▶ **SHORT TASK**
Gather all lines from the material that contain "name".

▶ **EXTRACTED DATA**
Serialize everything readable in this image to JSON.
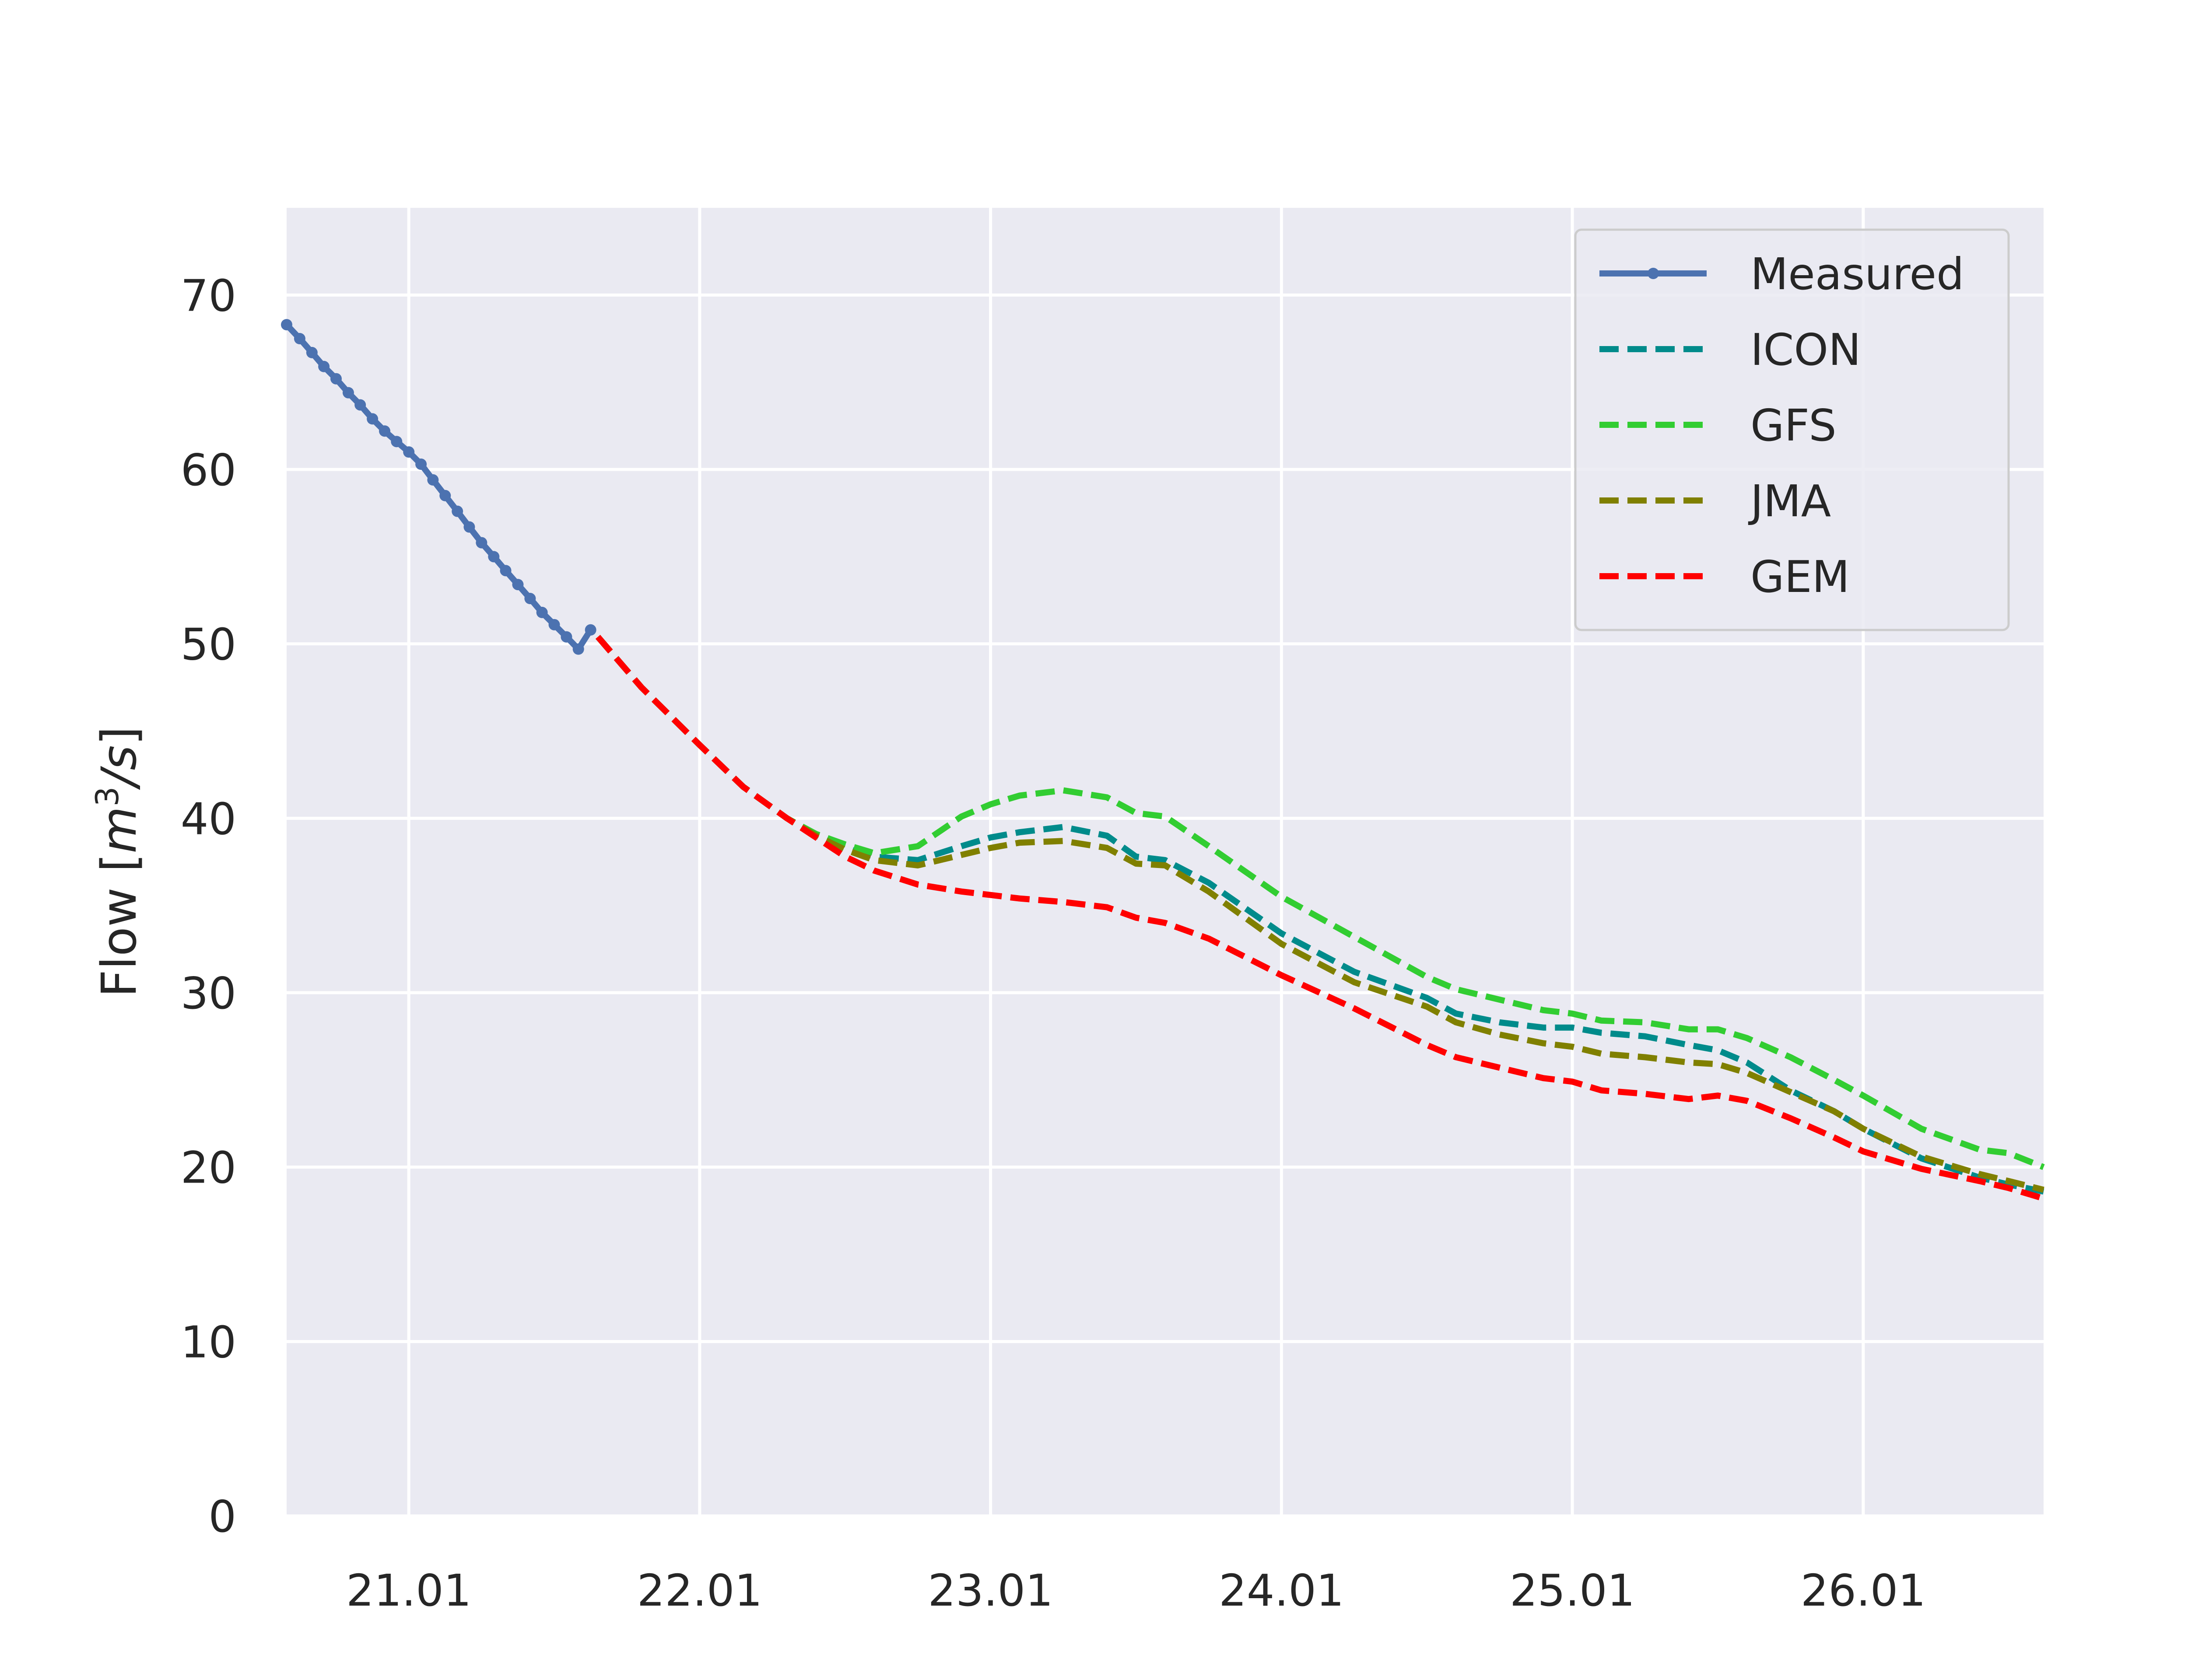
{
  "chart_data": {
    "type": "line",
    "title": "",
    "xlabel": "",
    "ylabel": "Flow [m³/s]",
    "ylabel_parts": {
      "prefix": "Flow [",
      "unit_base": "m",
      "unit_exp": "3",
      "unit_rest": "/s",
      "suffix": "]"
    },
    "xlim": [
      20.58,
      26.62
    ],
    "ylim": [
      0,
      75
    ],
    "x_unit": "day of month (January)",
    "xticks": [
      21,
      22,
      23,
      24,
      25,
      26
    ],
    "xtick_labels": [
      "21.01",
      "22.01",
      "23.01",
      "24.01",
      "25.01",
      "26.01"
    ],
    "yticks": [
      0,
      10,
      20,
      30,
      40,
      50,
      60,
      70
    ],
    "ytick_labels": [
      "0",
      "10",
      "20",
      "30",
      "40",
      "50",
      "60",
      "70"
    ],
    "grid": true,
    "legend_position": "top-right",
    "series": [
      {
        "name": "Measured",
        "style": "solid-markers",
        "color": "#4c72b0",
        "x": [
          20.58,
          20.625,
          20.667,
          20.708,
          20.75,
          20.792,
          20.833,
          20.875,
          20.917,
          20.958,
          21.0,
          21.042,
          21.083,
          21.125,
          21.167,
          21.208,
          21.25,
          21.292,
          21.333,
          21.375,
          21.417,
          21.458,
          21.5,
          21.542,
          21.583,
          21.625
        ],
        "y": [
          68.3,
          67.5,
          66.7,
          65.9,
          65.2,
          64.4,
          63.7,
          62.9,
          62.2,
          61.6,
          61.0,
          60.3,
          59.4,
          58.5,
          57.6,
          56.7,
          55.8,
          55.0,
          54.2,
          53.4,
          52.6,
          51.8,
          51.1,
          50.4,
          49.7,
          50.8
        ]
      },
      {
        "name": "ICON",
        "style": "dashed",
        "color": "#008b8b",
        "x": [
          21.65,
          21.8,
          22.0,
          22.15,
          22.3,
          22.4,
          22.5,
          22.6,
          22.75,
          22.9,
          23.0,
          23.1,
          23.25,
          23.4,
          23.5,
          23.6,
          23.75,
          24.0,
          24.25,
          24.5,
          24.6,
          24.75,
          24.9,
          25.0,
          25.1,
          25.25,
          25.4,
          25.5,
          25.6,
          25.75,
          25.9,
          26.0,
          26.2,
          26.4,
          26.5,
          26.62
        ],
        "y": [
          50.4,
          47.5,
          44.2,
          41.8,
          40.0,
          39.0,
          38.3,
          37.8,
          37.6,
          38.4,
          38.9,
          39.2,
          39.5,
          39.0,
          37.8,
          37.6,
          36.3,
          33.4,
          31.2,
          29.7,
          28.8,
          28.3,
          28.0,
          28.0,
          27.7,
          27.5,
          27.0,
          26.7,
          26.0,
          24.4,
          23.2,
          22.2,
          20.5,
          19.4,
          19.0,
          18.6
        ]
      },
      {
        "name": "GFS",
        "style": "dashed",
        "color": "#32cd32",
        "x": [
          21.65,
          21.8,
          22.0,
          22.15,
          22.3,
          22.4,
          22.5,
          22.6,
          22.75,
          22.9,
          23.0,
          23.1,
          23.25,
          23.4,
          23.5,
          23.6,
          23.75,
          24.0,
          24.25,
          24.5,
          24.6,
          24.75,
          24.9,
          25.0,
          25.1,
          25.25,
          25.4,
          25.5,
          25.6,
          25.75,
          25.9,
          26.0,
          26.2,
          26.4,
          26.5,
          26.62
        ],
        "y": [
          50.4,
          47.5,
          44.2,
          41.8,
          40.0,
          39.1,
          38.5,
          38.0,
          38.4,
          40.1,
          40.8,
          41.3,
          41.6,
          41.2,
          40.3,
          40.1,
          38.4,
          35.5,
          33.2,
          30.9,
          30.2,
          29.6,
          29.0,
          28.8,
          28.4,
          28.3,
          27.9,
          27.9,
          27.4,
          26.3,
          25.0,
          24.1,
          22.2,
          21.0,
          20.8,
          20.0
        ]
      },
      {
        "name": "JMA",
        "style": "dashed",
        "color": "#808000",
        "x": [
          21.65,
          21.8,
          22.0,
          22.15,
          22.3,
          22.4,
          22.5,
          22.6,
          22.75,
          22.9,
          23.0,
          23.1,
          23.25,
          23.4,
          23.5,
          23.6,
          23.75,
          24.0,
          24.25,
          24.5,
          24.6,
          24.75,
          24.9,
          25.0,
          25.1,
          25.25,
          25.4,
          25.5,
          25.6,
          25.75,
          25.9,
          26.0,
          26.2,
          26.4,
          26.5,
          26.62
        ],
        "y": [
          50.4,
          47.5,
          44.2,
          41.8,
          40.0,
          39.0,
          38.2,
          37.6,
          37.3,
          37.9,
          38.3,
          38.6,
          38.7,
          38.3,
          37.4,
          37.3,
          35.8,
          32.8,
          30.6,
          29.2,
          28.3,
          27.6,
          27.1,
          26.9,
          26.5,
          26.3,
          26.0,
          25.9,
          25.4,
          24.3,
          23.2,
          22.2,
          20.6,
          19.6,
          19.2,
          18.7
        ]
      },
      {
        "name": "GEM",
        "style": "dashed",
        "color": "#ff0000",
        "x": [
          21.65,
          21.8,
          22.0,
          22.15,
          22.3,
          22.4,
          22.5,
          22.6,
          22.75,
          22.9,
          23.0,
          23.1,
          23.25,
          23.4,
          23.5,
          23.6,
          23.75,
          24.0,
          24.25,
          24.5,
          24.6,
          24.75,
          24.9,
          25.0,
          25.1,
          25.25,
          25.4,
          25.5,
          25.6,
          25.75,
          25.9,
          26.0,
          26.2,
          26.4,
          26.5,
          26.62
        ],
        "y": [
          50.4,
          47.5,
          44.2,
          41.8,
          40.0,
          38.9,
          37.8,
          37.0,
          36.2,
          35.8,
          35.6,
          35.4,
          35.2,
          34.9,
          34.3,
          34.0,
          33.1,
          31.0,
          29.1,
          27.0,
          26.3,
          25.7,
          25.1,
          24.9,
          24.4,
          24.2,
          23.9,
          24.1,
          23.8,
          22.8,
          21.7,
          20.9,
          19.9,
          19.2,
          18.8,
          18.2
        ]
      }
    ]
  }
}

▶ **SOLUTION TO THE EXERCISE**
        "name": "Measured",
        "name": "ICON",
        "name": "GFS",
        "name": "JMA",
        "name": "GEM",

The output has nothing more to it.